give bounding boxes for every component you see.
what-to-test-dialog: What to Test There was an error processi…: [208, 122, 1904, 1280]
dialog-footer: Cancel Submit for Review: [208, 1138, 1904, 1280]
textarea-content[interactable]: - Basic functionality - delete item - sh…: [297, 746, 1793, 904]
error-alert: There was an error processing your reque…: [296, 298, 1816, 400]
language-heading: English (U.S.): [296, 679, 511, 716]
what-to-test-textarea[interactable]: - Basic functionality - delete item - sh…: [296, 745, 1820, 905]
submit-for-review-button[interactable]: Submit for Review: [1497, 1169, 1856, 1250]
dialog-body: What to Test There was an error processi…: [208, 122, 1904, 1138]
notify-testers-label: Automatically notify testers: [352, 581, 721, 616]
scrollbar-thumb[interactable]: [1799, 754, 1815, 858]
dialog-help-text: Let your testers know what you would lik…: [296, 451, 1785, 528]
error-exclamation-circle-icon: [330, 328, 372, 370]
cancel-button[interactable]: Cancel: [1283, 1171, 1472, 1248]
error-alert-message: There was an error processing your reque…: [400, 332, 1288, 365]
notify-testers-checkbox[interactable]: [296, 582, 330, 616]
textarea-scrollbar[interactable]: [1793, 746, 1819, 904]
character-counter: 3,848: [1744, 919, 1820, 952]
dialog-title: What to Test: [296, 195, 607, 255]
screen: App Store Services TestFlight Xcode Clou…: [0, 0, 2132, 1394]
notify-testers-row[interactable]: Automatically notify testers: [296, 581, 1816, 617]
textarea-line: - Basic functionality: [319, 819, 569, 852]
--------------------------------------------------
What is asked:
Reproduce the items from the first line through the line containing "character-counter: 3,848: [1744, 919, 1820, 952]", replacing "dialog-footer" with "modal-footer" and leaving everything else unchanged. Return only those lines.

Written solution:
give bounding boxes for every component you see.
what-to-test-dialog: What to Test There was an error processi…: [208, 122, 1904, 1280]
modal-footer: Cancel Submit for Review: [208, 1138, 1904, 1280]
textarea-content[interactable]: - Basic functionality - delete item - sh…: [297, 746, 1793, 904]
error-alert: There was an error processing your reque…: [296, 298, 1816, 400]
language-heading: English (U.S.): [296, 679, 511, 716]
what-to-test-textarea[interactable]: - Basic functionality - delete item - sh…: [296, 745, 1820, 905]
submit-for-review-button[interactable]: Submit for Review: [1497, 1169, 1856, 1250]
dialog-body: What to Test There was an error processi…: [208, 122, 1904, 1138]
notify-testers-label: Automatically notify testers: [352, 581, 721, 616]
scrollbar-thumb[interactable]: [1799, 754, 1815, 858]
dialog-help-text: Let your testers know what you would lik…: [296, 451, 1785, 528]
error-exclamation-circle-icon: [330, 328, 372, 370]
cancel-button[interactable]: Cancel: [1283, 1171, 1472, 1248]
error-alert-message: There was an error processing your reque…: [400, 332, 1288, 365]
notify-testers-checkbox[interactable]: [296, 582, 330, 616]
textarea-scrollbar[interactable]: [1793, 746, 1819, 904]
character-counter: 3,848: [1744, 919, 1820, 952]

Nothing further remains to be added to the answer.